### RECORDS

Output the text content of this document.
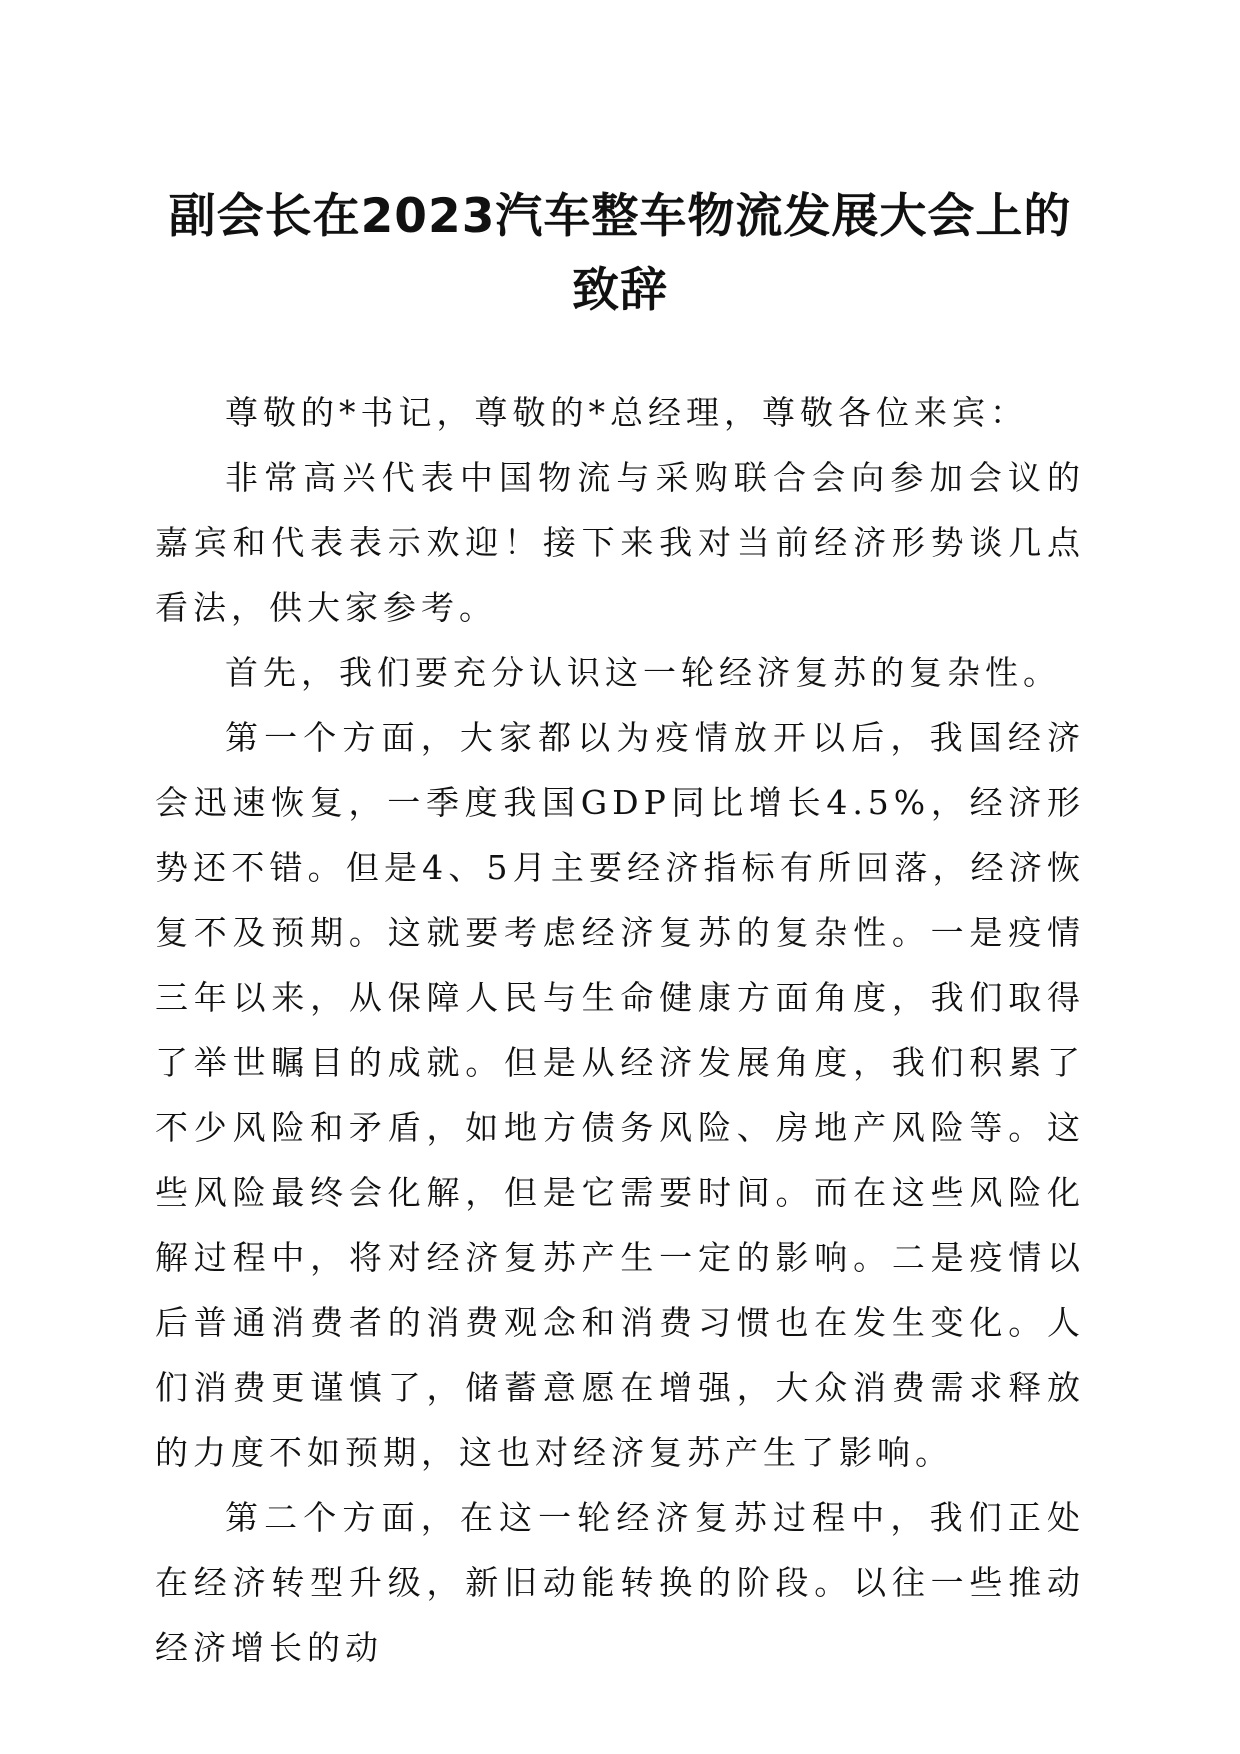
副会长在2023汽车整车物流发展大会上的致辞

尊敬的*书记，尊敬的*总经理，尊敬各位来宾：

非常高兴代表中国物流与采购联合会向参加会议的嘉宾和代表表示欢迎！接下来我对当前经济形势谈几点看法，供大家参考。

首先，我们要充分认识这一轮经济复苏的复杂性。

第一个方面，大家都以为疫情放开以后，我国经济会迅速恢复，一季度我国GDP同比增长4.5%，经济形势还不错。但是4、5月主要经济指标有所回落，经济恢复不及预期。这就要考虑经济复苏的复杂性。一是疫情三年以来，从保障人民与生命健康方面角度，我们取得了举世瞩目的成就。但是从经济发展角度，我们积累了不少风险和矛盾，如地方债务风险、房地产风险等。这些风险最终会化解，但是它需要时间。而在这些风险化解过程中，将对经济复苏产生一定的影响。二是疫情以后普通消费者的消费观念和消费习惯也在发生变化。人们消费更谨慎了，储蓄意愿在增强，大众消费需求释放的力度不如预期，这也对经济复苏产生了影响。

第二个方面，在这一轮经济复苏过程中，我们正处在经济转型升级，新旧动能转换的阶段。以往一些推动经济增长的动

### REQUIREMENTS
Make an exact copy of the records above, with the pictures left out.

### EXERCISE RESULT
Output the text content of this document.
副会长在2023汽车整车物流发展大会上的致辞

尊敬的*书记，尊敬的*总经理，尊敬各位来宾：

非常高兴代表中国物流与采购联合会向参加会议的嘉宾和代表表示欢迎！接下来我对当前经济形势谈几点看法，供大家参考。

首先，我们要充分认识这一轮经济复苏的复杂性。

第一个方面，大家都以为疫情放开以后，我国经济会迅速恢复，一季度我国GDP同比增长4.5%，经济形势还不错。但是4、5月主要经济指标有所回落，经济恢复不及预期。这就要考虑经济复苏的复杂性。一是疫情三年以来，从保障人民与生命健康方面角度，我们取得了举世瞩目的成就。但是从经济发展角度，我们积累了不少风险和矛盾，如地方债务风险、房地产风险等。这些风险最终会化解，但是它需要时间。而在这些风险化解过程中，将对经济复苏产生一定的影响。二是疫情以后普通消费者的消费观念和消费习惯也在发生变化。人们消费更谨慎了，储蓄意愿在增强，大众消费需求释放的力度不如预期，这也对经济复苏产生了影响。

第二个方面，在这一轮经济复苏过程中，我们正处在经济转型升级，新旧动能转换的阶段。以往一些推动经济增长的动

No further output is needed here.